▸ Short task:
Below are some records; repeat them all exactly, minus the pictures.

Records from a collection:
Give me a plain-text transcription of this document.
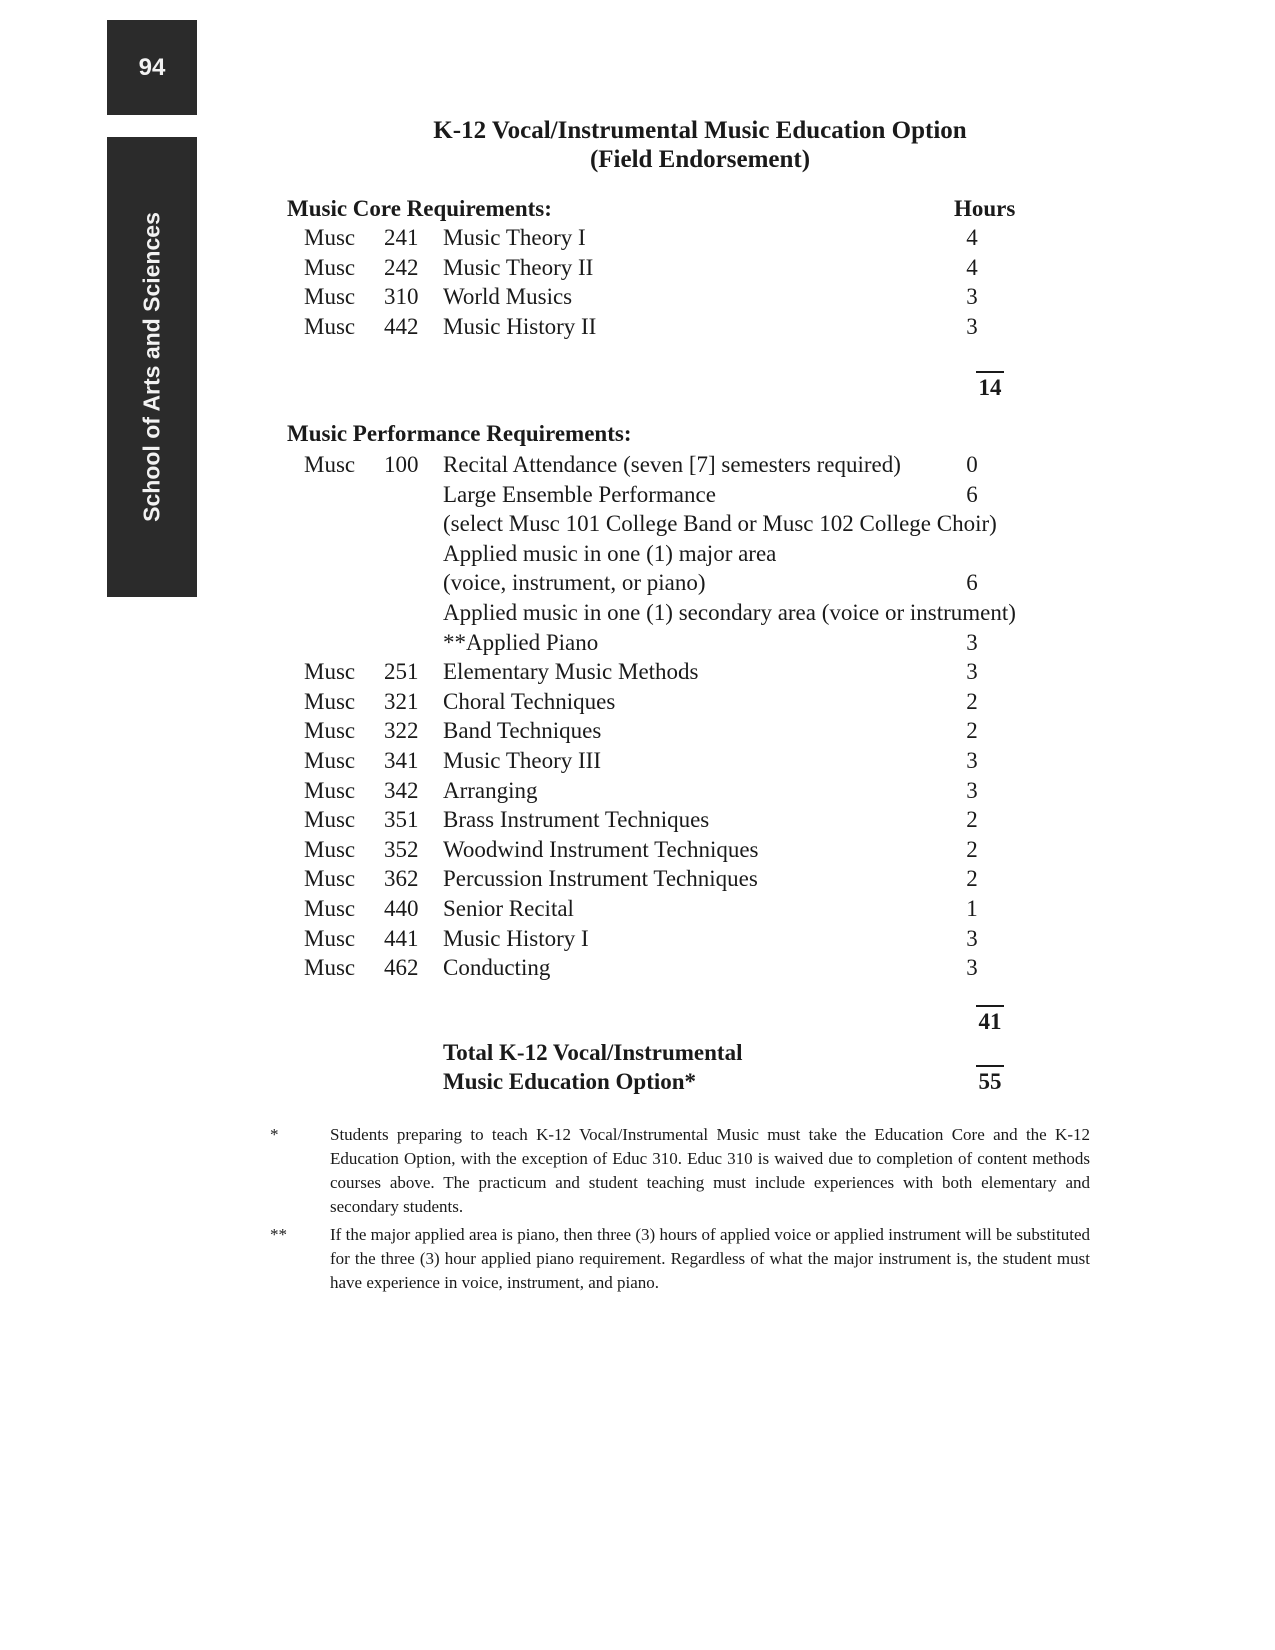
94
School of Arts and Sciences
K-12 Vocal/Instrumental Music Education Option
(Field Endorsement)
Music Core Requirements:	Hours
Musc 241 Music Theory I	4
Musc 242 Music Theory II	4
Musc 310 World Musics	3
Musc 442 Music History II	3
14
Music Performance Requirements:
Musc 100 Recital Attendance (seven [7] semesters required)	0
Large Ensemble Performance	6
(select Musc 101 College Band or Musc 102 College Choir)
Applied music in one (1) major area
(voice, instrument, or piano)	6
Applied music in one (1) secondary area (voice or instrument)
**Applied Piano	3
Musc 251 Elementary Music Methods	3
Musc 321 Choral Techniques	2
Musc 322 Band Techniques	2
Musc 341 Music Theory III	3
Musc 342 Arranging	3
Musc 351 Brass Instrument Techniques	2
Musc 352 Woodwind Instrument Techniques	2
Musc 362 Percussion Instrument Techniques	2
Musc 440 Senior Recital	1
Musc 441 Music History I	3
Musc 462 Conducting	3
41
Total K-12 Vocal/Instrumental
Music Education Option*	55
*	Students preparing to teach K-12 Vocal/Instrumental Music must take the Education Core and the K-12 Education Option, with the exception of Educ 310. Educ 310 is waived due to completion of content methods courses above. The practicum and student teaching must include experiences with both elementary and secondary students.
**	If the major applied area is piano, then three (3) hours of applied voice or applied instrument will be substituted for the three (3) hour applied piano requirement. Regardless of what the major instrument is, the student must have experience in voice, instrument, and piano.
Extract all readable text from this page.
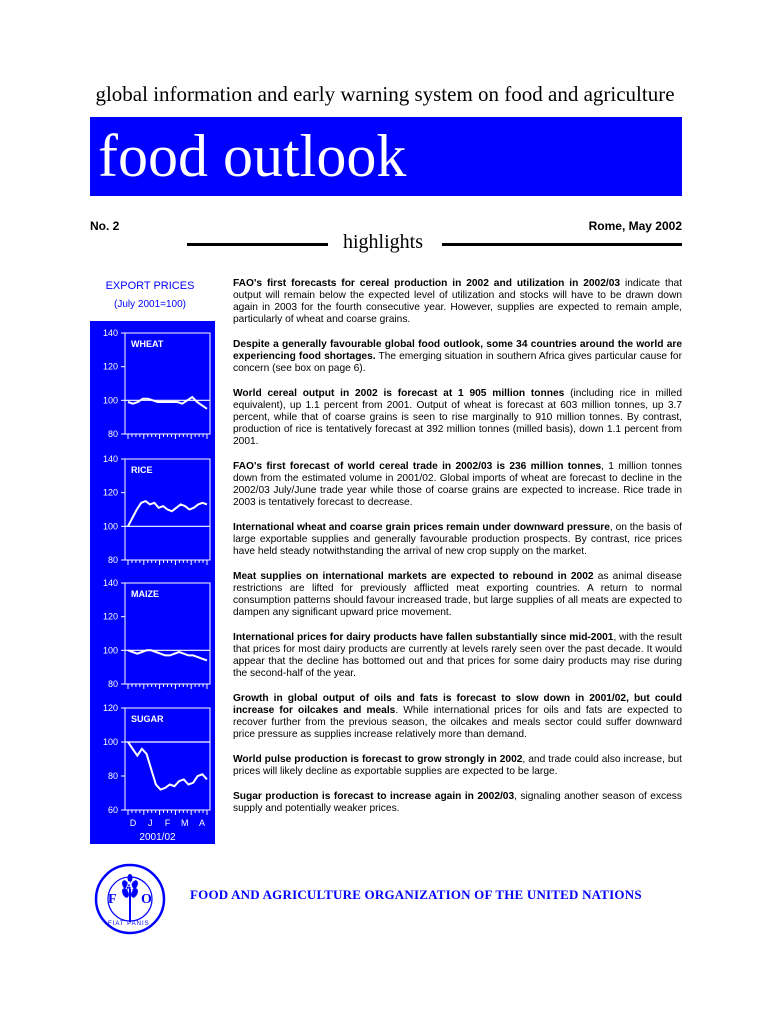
global information and early warning system on food and agriculture
food outlook
No. 2	Rome, May 2002
highlights
EXPORT PRICES
(July 2001=100)
140
120
100
80
WHEAT
140
120
100
80
RICE
140
120
100
80
MAIZE
120
100
80
60
SUGAR
D J F M A
2001/02

FAO's first forecasts for cereal production in 2002 and utilization in 2002/03 indicate that output will remain below the expected level of utilization and stocks will have to be drawn down again in 2003 for the fourth consecutive year. However, supplies are expected to remain ample, particularly of wheat and coarse grains.

Despite a generally favourable global food outlook, some 34 countries around the world are experiencing food shortages. The emerging situation in southern Africa gives particular cause for concern (see box on page 6).

World cereal output in 2002 is forecast at 1 905 million tonnes (including rice in milled equivalent), up 1.1 percent from 2001. Output of wheat is forecast at 603 million tonnes, up 3.7 percent, while that of coarse grains is seen to rise marginally to 910 million tonnes. By contrast, production of rice is tentatively forecast at 392 million tonnes (milled basis), down 1.1 percent from 2001.

FAO's first forecast of world cereal trade in 2002/03 is 236 million tonnes, 1 million tonnes down from the estimated volume in 2001/02. Global imports of wheat are forecast to decline in the 2002/03 July/June trade year while those of coarse grains are expected to increase. Rice trade in 2003 is tentatively forecast to decrease.

International wheat and coarse grain prices remain under downward pressure, on the basis of large exportable supplies and generally favourable production prospects. By contrast, rice prices have held steady notwithstanding the arrival of new crop supply on the market.

Meat supplies on international markets are expected to rebound in 2002 as animal disease restrictions are lifted for previously afflicted meat exporting countries. A return to normal consumption patterns should favour increased trade, but large supplies of all meats are expected to dampen any significant upward price movement.

International prices for dairy products have fallen substantially since mid-2001, with the result that prices for most dairy products are currently at levels rarely seen over the past decade. It would appear that the decline has bottomed out and that prices for some dairy products may rise during the second-half of the year.

Growth in global output of oils and fats is forecast to slow down in 2001/02, but could increase for oilcakes and meals. While international prices for oils and fats are expected to recover further from the previous season, the oilcakes and meals sector could suffer downward price pressure as supplies increase relatively more than demand.

World pulse production is forecast to grow strongly in 2002, and trade could also increase, but prices will likely decline as exportable supplies are expected to be large.

Sugar production is forecast to increase again in 2002/03, signaling another season of excess supply and potentially weaker prices.

F
A
O
FIAT PANIS
FOOD AND AGRICULTURE ORGANIZATION OF THE UNITED NATIONS
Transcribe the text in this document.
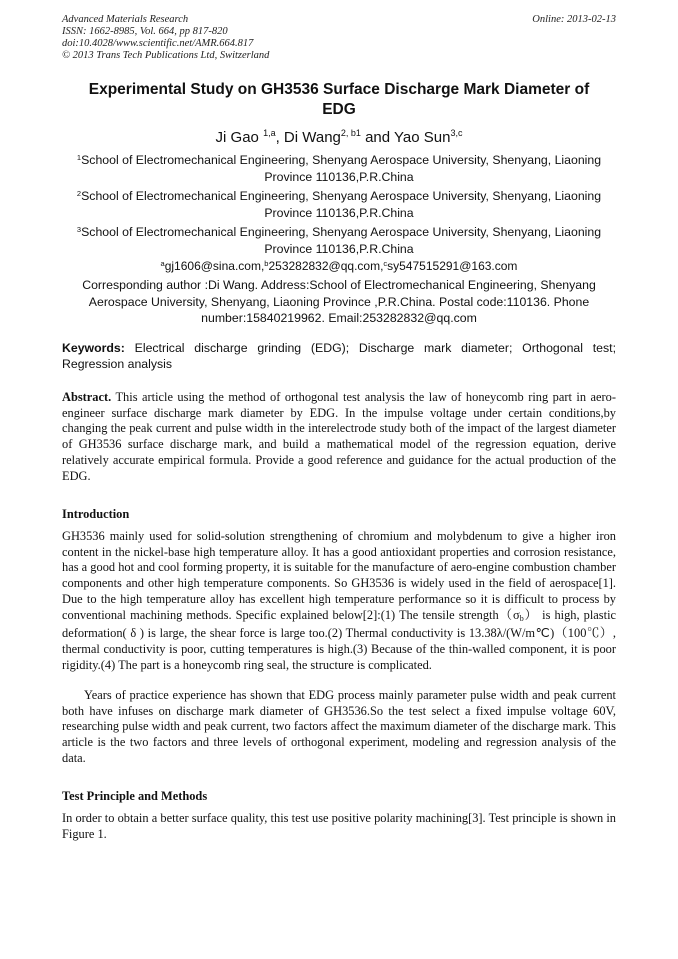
Advanced Materials Research
ISSN: 1662-8985, Vol. 664, pp 817-820
doi:10.4028/www.scientific.net/AMR.664.817
© 2013 Trans Tech Publications Ltd, Switzerland
Online: 2013-02-13
Experimental Study on GH3536 Surface Discharge Mark Diameter of
EDG
Ji Gao $^{1,a}$, Di Wang$^{2, b1}$ and Yao Sun$^{3,c}$
$^1$School of Electromechanical Engineering, Shenyang Aerospace University, Shenyang, Liaoning
Province 110136,P.R.China
$^2$School of Electromechanical Engineering, Shenyang Aerospace University, Shenyang, Liaoning
Province 110136,P.R.China
$^3$School of Electromechanical Engineering, Shenyang Aerospace University, Shenyang, Liaoning
Province 110136,P.R.China
$^a$gj1606@sina.com,$^b$253282832@qq.com,$^c$sy547515291@163.com
Corresponding author :Di Wang. Address:School of Electromechanical Engineering, Shenyang
Aerospace University, Shenyang, Liaoning Province ,P.R.China. Postal code:110136. Phone
number:15840219962. Email:253282832@qq.com
Keywords: Electrical discharge grinding (EDG); Discharge mark diameter; Orthogonal test; Regression analysis
Abstract. This article using the method of orthogonal test analysis the law of honeycomb ring part in aero-engineer surface discharge mark diameter by EDG. In the impulse voltage under certain conditions,by changing the peak current and pulse width in the interelectrode study both of the impact of the largest diameter of GH3536 surface discharge mark, and build a mathematical model of the regression equation, derive relatively accurate empirical formula. Provide a good reference and guidance for the actual production of the EDG.
Introduction
GH3536 mainly used for solid-solution strengthening of chromium and molybdenum to give a higher iron content in the nickel-base high temperature alloy. It has a good antioxidant properties and corrosion resistance, has a good hot and cool forming property, it is suitable for the manufacture of aero-engine combustion chamber components and other high temperature components. So GH3536 is widely used in the field of aerospace[1]. Due to the high temperature alloy has excellent high temperature performance so it is difficult to process by conventional machining methods. Specific explained below[2]:(1) The tensile $strength(\sigma_b)$ is high, plastic deformation( δ ) is large, the shear force is large too.(2) Thermal conductivity is 13.38λ/(W/m℃)（100℃）, thermal conductivity is poor, cutting temperatures is high.(3) Because of the thin-walled component, it is poor rigidity.(4) The part is a honeycomb ring seal, the structure is complicated.
Years of practice experience has shown that EDG process mainly parameter pulse width and peak current both have infuses on discharge mark diameter of GH3536.So the test select a fixed impulse voltage 60V, researching pulse width and peak current, two factors affect the maximum diameter of the discharge mark. This article is the two factors and three levels of orthogonal experiment, modeling and regression analysis of the data.
Test Principle and Methods
In order to obtain a better surface quality, this test use positive polarity machining[3]. Test principle is shown in Figure 1.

▸ Exercise solution:
Give me a plain-text transcription of this document.
94
School of Arts and Sciences
K-12 Vocal/Instrumental Music Education Option
(Field Endorsement)
Music Core Requirements:	Hours
Musc 241 Music Theory I	4
Musc 242 Music Theory II	4
Musc 310 World Musics	3
Musc 442 Music History II	3
14
Music Performance Requirements:
Musc 100 Recital Attendance (seven [7] semesters required)	0
Large Ensemble Performance	6
(select Musc 101 College Band or Musc 102 College Choir)
Applied music in one (1) major area
(voice, instrument, or piano)	6
Applied music in one (1) secondary area (voice or instrument)
**Applied Piano	3
Musc 251 Elementary Music Methods	3
Musc 321 Choral Techniques	2
Musc 322 Band Techniques	2
Musc 341 Music Theory III	3
Musc 342 Arranging	3
Musc 351 Brass Instrument Techniques	2
Musc 352 Woodwind Instrument Techniques	2
Musc 362 Percussion Instrument Techniques	2
Musc 440 Senior Recital	1
Musc 441 Music History I	3
Musc 462 Conducting	3
41
Total K-12 Vocal/Instrumental
Music Education Option*	55
*	Students preparing to teach K-12 Vocal/Instrumental Music must take the Education Core and the K-12 Education Option, with the exception of Educ 310. Educ 310 is waived due to completion of content methods courses above. The practicum and student teaching must include experiences with both elementary and secondary students.
**	If the major applied area is piano, then three (3) hours of applied voice or applied instrument will be substituted for the three (3) hour applied piano requirement. Regardless of what the major instrument is, the student must have experience in voice, instrument, and piano.
Extract all readable text from this page.
global information and early warning system on food and agriculture
food outlook
No. 2	Rome, May 2002
highlights
EXPORT PRICES
(July 2001=100)
140
120
100
80
WHEAT
140
120
100
80
RICE
140
120
100
80
MAIZE
120
100
80
60
SUGAR
D J F M A
2001/02

FAO's first forecasts for cereal production in 2002 and utilization in 2002/03 indicate that output will remain below the expected level of utilization and stocks will have to be drawn down again in 2003 for the fourth consecutive year. However, supplies are expected to remain ample, particularly of wheat and coarse grains.

Despite a generally favourable global food outlook, some 34 countries around the world are experiencing food shortages. The emerging situation in southern Africa gives particular cause for concern (see box on page 6).

World cereal output in 2002 is forecast at 1 905 million tonnes (including rice in milled equivalent), up 1.1 percent from 2001. Output of wheat is forecast at 603 million tonnes, up 3.7 percent, while that of coarse grains is seen to rise marginally to 910 million tonnes. By contrast, production of rice is tentatively forecast at 392 million tonnes (milled basis), down 1.1 percent from 2001.

FAO's first forecast of world cereal trade in 2002/03 is 236 million tonnes, 1 million tonnes down from the estimated volume in 2001/02. Global imports of wheat are forecast to decline in the 2002/03 July/June trade year while those of coarse grains are expected to increase. Rice trade in 2003 is tentatively forecast to decrease.

International wheat and coarse grain prices remain under downward pressure, on the basis of large exportable supplies and generally favourable production prospects. By contrast, rice prices have held steady notwithstanding the arrival of new crop supply on the market.

Meat supplies on international markets are expected to rebound in 2002 as animal disease restrictions are lifted for previously afflicted meat exporting countries. A return to normal consumption patterns should favour increased trade, but large supplies of all meats are expected to dampen any significant upward price movement.

International prices for dairy products have fallen substantially since mid-2001, with the result that prices for most dairy products are currently at levels rarely seen over the past decade. It would appear that the decline has bottomed out and that prices for some dairy products may rise during the second-half of the year.

Growth in global output of oils and fats is forecast to slow down in 2001/02, but could increase for oilcakes and meals. While international prices for oils and fats are expected to recover further from the previous season, the oilcakes and meals sector could suffer downward price pressure as supplies increase relatively more than demand.

World pulse production is forecast to grow strongly in 2002, and trade could also increase, but prices will likely decline as exportable supplies are expected to be large.

Sugar production is forecast to increase again in 2002/03, signaling another season of excess supply and potentially weaker prices.

F
A
O
FIAT PANIS
FOOD AND AGRICULTURE ORGANIZATION OF THE UNITED NATIONS
Transcribe the text in this document.
Advanced Materials Research
ISSN: 1662-8985, Vol. 664, pp 817-820
doi:10.4028/www.scientific.net/AMR.664.817
© 2013 Trans Tech Publications Ltd, Switzerland
Online: 2013-02-13
Experimental Study on GH3536 Surface Discharge Mark Diameter of
EDG
Ji Gao $^{1,a}$, Di Wang$^{2, b1}$ and Yao Sun$^{3,c}$
$^1$School of Electromechanical Engineering, Shenyang Aerospace University, Shenyang, Liaoning
Province 110136,P.R.China
$^2$School of Electromechanical Engineering, Shenyang Aerospace University, Shenyang, Liaoning
Province 110136,P.R.China
$^3$School of Electromechanical Engineering, Shenyang Aerospace University, Shenyang, Liaoning
Province 110136,P.R.China
$^a$gj1606@sina.com,$^b$253282832@qq.com,$^c$sy547515291@163.com
Corresponding author :Di Wang. Address:School of Electromechanical Engineering, Shenyang
Aerospace University, Shenyang, Liaoning Province ,P.R.China. Postal code:110136. Phone
number:15840219962. Email:253282832@qq.com
Keywords: Electrical discharge grinding (EDG); Discharge mark diameter; Orthogonal test; Regression analysis
Abstract. This article using the method of orthogonal test analysis the law of honeycomb ring part in aero-engineer surface discharge mark diameter by EDG. In the impulse voltage under certain conditions,by changing the peak current and pulse width in the interelectrode study both of the impact of the largest diameter of GH3536 surface discharge mark, and build a mathematical model of the regression equation, derive relatively accurate empirical formula. Provide a good reference and guidance for the actual production of the EDG.
Introduction
GH3536 mainly used for solid-solution strengthening of chromium and molybdenum to give a higher iron content in the nickel-base high temperature alloy. It has a good antioxidant properties and corrosion resistance, has a good hot and cool forming property, it is suitable for the manufacture of aero-engine combustion chamber components and other high temperature components. So GH3536 is widely used in the field of aerospace[1]. Due to the high temperature alloy has excellent high temperature performance so it is difficult to process by conventional machining methods. Specific explained below[2]:(1) The tensile $strength(\sigma_b)$ is high, plastic deformation( δ ) is large, the shear force is large too.(2) Thermal conductivity is 13.38λ/(W/m℃)（100℃）, thermal conductivity is poor, cutting temperatures is high.(3) Because of the thin-walled component, it is poor rigidity.(4) The part is a honeycomb ring seal, the structure is complicated.
Years of practice experience has shown that EDG process mainly parameter pulse width and peak current both have infuses on discharge mark diameter of GH3536.So the test select a fixed impulse voltage 60V, researching pulse width and peak current, two factors affect the maximum diameter of the discharge mark. This article is the two factors and three levels of orthogonal experiment, modeling and regression analysis of the data.
Test Principle and Methods
In order to obtain a better surface quality, this test use positive polarity machining[3]. Test principle is shown in Figure 1.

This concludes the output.